- _PROBLEM DETAILS_
From the listing below, count the lines where the string "side" occurs. Give the number, with no other words.
────────────────────────────────────────
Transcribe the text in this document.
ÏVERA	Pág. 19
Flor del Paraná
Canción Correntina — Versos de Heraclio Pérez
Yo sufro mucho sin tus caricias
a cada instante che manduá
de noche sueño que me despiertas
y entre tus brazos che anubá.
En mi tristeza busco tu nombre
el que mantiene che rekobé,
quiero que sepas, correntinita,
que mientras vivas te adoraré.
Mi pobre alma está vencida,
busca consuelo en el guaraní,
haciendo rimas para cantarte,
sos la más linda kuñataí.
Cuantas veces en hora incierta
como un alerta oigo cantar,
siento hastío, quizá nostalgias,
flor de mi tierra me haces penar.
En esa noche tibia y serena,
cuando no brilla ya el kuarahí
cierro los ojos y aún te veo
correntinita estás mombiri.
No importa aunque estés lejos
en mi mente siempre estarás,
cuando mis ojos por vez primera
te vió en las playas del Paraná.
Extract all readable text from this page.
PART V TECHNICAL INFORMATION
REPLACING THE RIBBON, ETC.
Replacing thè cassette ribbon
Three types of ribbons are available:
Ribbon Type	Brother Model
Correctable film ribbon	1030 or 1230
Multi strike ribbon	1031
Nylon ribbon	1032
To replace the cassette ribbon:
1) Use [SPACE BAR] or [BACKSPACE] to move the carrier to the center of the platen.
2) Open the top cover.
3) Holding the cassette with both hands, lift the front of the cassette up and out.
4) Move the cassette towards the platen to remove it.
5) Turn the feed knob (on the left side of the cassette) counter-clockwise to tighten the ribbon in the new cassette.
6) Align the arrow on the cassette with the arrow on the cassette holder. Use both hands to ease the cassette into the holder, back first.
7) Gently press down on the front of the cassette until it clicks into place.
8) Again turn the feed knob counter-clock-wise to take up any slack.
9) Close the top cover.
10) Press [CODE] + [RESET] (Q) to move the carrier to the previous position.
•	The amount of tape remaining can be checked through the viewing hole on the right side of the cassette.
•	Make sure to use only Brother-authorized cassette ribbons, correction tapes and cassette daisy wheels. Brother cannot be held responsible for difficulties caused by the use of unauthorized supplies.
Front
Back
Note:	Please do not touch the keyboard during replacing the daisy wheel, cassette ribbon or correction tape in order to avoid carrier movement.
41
────────────────────────────────────────
- _FULL OUTPUT_
2